STATED TASK:
Answer with a single number, the count of lines holding the word "LANE".

-- start of PROVIDED RECORDS --

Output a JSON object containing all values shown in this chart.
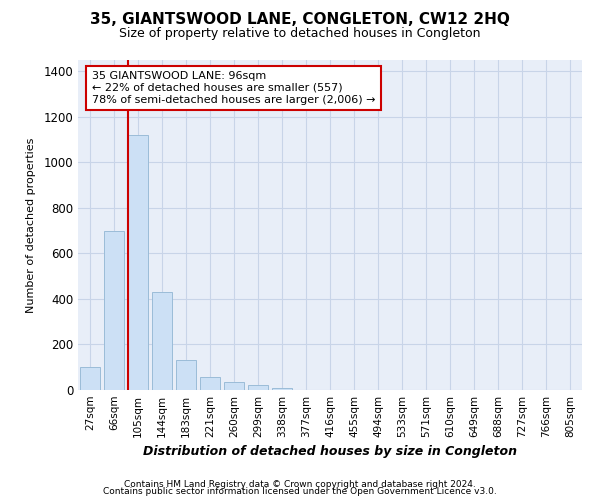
{
  "title": "35, GIANTSWOOD LANE, CONGLETON, CW12 2HQ",
  "subtitle": "Size of property relative to detached houses in Congleton",
  "xlabel": "Distribution of detached houses by size in Congleton",
  "ylabel": "Number of detached properties",
  "footer_line1": "Contains HM Land Registry data © Crown copyright and database right 2024.",
  "footer_line2": "Contains public sector information licensed under the Open Government Licence v3.0.",
  "bar_color": "#cce0f5",
  "bar_edge_color": "#9bbcd8",
  "grid_color": "#c8d4e8",
  "background_color": "#e8eef8",
  "annotation_box_color": "#cc0000",
  "property_line_color": "#cc0000",
  "categories": [
    "27sqm",
    "66sqm",
    "105sqm",
    "144sqm",
    "183sqm",
    "221sqm",
    "260sqm",
    "299sqm",
    "338sqm",
    "377sqm",
    "416sqm",
    "455sqm",
    "494sqm",
    "533sqm",
    "571sqm",
    "610sqm",
    "649sqm",
    "688sqm",
    "727sqm",
    "766sqm",
    "805sqm"
  ],
  "values": [
    100,
    700,
    1120,
    430,
    130,
    55,
    35,
    20,
    10,
    0,
    0,
    0,
    0,
    0,
    0,
    0,
    0,
    0,
    0,
    0,
    0
  ],
  "ylim": [
    0,
    1450
  ],
  "yticks": [
    0,
    200,
    400,
    600,
    800,
    1000,
    1200,
    1400
  ],
  "property_bar_index": 2,
  "annotation_text_line1": "35 GIANTSWOOD LANE: 96sqm",
  "annotation_text_line2": "← 22% of detached houses are smaller (557)",
  "annotation_text_line3": "78% of semi-detached houses are larger (2,006) →"
}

-- end of PROVIDED RECORDS --

FULL OUTPUT:
2